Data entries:
------------------------------

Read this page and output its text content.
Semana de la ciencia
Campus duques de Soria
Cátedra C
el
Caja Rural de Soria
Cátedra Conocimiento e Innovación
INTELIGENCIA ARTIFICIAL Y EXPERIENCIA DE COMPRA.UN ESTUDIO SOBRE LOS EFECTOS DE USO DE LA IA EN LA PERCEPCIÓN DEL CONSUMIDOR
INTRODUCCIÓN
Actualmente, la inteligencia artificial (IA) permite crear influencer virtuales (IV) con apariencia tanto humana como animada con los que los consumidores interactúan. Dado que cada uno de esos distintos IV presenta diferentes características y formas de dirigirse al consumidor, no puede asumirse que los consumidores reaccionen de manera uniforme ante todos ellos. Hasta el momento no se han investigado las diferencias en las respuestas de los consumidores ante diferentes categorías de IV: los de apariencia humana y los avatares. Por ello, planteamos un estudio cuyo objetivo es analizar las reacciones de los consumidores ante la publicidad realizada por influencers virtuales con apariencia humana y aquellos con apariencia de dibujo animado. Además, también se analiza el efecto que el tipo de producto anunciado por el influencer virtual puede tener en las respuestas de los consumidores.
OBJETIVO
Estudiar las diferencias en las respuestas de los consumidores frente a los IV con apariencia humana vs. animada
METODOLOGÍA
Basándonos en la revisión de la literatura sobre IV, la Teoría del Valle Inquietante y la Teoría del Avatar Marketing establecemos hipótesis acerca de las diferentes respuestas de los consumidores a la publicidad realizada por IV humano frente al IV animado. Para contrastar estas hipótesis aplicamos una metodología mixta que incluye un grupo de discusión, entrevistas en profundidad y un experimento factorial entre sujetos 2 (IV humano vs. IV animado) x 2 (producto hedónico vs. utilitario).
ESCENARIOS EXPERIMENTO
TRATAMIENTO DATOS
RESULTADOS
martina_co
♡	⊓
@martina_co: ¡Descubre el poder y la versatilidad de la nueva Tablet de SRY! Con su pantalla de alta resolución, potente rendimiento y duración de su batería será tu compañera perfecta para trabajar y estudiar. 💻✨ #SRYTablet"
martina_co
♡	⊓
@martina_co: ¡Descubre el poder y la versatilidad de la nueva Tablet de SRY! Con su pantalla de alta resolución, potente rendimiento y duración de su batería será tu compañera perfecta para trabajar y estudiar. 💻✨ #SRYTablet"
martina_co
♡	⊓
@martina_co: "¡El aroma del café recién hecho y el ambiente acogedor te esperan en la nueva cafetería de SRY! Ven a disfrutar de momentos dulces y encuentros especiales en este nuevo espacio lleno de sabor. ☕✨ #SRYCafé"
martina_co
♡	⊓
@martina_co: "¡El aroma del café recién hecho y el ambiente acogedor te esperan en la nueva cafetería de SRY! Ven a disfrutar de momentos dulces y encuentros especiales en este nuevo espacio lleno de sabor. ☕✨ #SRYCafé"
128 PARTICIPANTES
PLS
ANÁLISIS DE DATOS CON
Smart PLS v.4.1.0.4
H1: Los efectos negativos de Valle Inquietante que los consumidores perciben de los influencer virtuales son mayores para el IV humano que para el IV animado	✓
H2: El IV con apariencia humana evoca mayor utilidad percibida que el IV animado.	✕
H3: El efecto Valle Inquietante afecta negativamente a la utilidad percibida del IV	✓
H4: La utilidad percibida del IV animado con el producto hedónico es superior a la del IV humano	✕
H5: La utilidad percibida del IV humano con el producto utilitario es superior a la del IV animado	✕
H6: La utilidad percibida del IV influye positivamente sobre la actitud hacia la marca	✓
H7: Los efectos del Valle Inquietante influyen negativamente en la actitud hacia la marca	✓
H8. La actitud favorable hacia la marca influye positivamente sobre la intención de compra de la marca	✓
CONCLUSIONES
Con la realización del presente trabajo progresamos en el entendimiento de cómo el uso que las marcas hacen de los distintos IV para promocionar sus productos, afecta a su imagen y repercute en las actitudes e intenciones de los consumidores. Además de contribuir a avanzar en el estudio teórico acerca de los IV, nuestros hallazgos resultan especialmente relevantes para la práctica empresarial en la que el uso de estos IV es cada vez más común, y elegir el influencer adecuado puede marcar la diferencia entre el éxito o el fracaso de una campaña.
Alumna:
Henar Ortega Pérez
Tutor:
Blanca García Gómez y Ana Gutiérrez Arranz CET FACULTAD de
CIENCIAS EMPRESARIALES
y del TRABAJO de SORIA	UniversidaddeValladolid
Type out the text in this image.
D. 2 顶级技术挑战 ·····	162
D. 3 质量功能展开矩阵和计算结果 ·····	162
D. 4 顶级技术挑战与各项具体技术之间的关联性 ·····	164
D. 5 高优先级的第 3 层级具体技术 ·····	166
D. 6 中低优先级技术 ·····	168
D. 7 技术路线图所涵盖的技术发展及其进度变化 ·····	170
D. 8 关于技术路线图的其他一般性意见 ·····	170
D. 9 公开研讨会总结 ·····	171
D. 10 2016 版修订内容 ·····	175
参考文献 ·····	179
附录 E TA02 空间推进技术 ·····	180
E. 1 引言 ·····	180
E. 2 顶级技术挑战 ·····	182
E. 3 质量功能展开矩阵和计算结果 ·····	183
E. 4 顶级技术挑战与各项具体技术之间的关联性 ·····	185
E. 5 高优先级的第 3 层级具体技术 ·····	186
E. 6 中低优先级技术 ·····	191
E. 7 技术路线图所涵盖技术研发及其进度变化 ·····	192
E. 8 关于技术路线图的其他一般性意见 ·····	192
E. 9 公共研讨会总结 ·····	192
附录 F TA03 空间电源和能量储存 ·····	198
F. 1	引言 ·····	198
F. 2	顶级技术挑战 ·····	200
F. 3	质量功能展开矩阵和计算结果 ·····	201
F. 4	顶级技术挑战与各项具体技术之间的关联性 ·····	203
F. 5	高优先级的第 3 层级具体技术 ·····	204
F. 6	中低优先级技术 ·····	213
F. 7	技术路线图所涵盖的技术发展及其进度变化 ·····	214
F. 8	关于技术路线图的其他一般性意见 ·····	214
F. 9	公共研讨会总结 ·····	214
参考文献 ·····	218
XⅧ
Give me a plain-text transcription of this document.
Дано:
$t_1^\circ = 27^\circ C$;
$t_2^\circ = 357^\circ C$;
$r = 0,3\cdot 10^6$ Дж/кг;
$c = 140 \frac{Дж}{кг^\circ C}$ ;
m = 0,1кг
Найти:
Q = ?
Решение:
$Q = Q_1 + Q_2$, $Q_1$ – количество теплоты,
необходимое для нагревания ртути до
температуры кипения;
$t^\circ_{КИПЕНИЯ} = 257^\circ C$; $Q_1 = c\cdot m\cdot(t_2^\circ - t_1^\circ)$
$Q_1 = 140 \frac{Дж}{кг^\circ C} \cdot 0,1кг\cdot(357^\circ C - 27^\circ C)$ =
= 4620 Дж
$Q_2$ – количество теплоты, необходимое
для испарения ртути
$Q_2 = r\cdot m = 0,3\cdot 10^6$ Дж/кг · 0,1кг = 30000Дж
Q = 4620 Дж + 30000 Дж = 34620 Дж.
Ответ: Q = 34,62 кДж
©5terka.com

------------------------------

- _Task statement_
Read through the entries and copy each line in which "circ" appears.

- _Response_
$t_1^\circ = 27^\circ C$;
$t_2^\circ = 357^\circ C$;
$c = 140 \frac{Дж}{кг^\circ C}$ ;
$t^\circ_{КИПЕНИЯ} = 257^\circ C$; $Q_1 = c\cdot m\cdot(t_2^\circ - t_1^\circ)$
$Q_1 = 140 \frac{Дж}{кг^\circ C} \cdot 0,1кг\cdot(357^\circ C - 27^\circ C)$ =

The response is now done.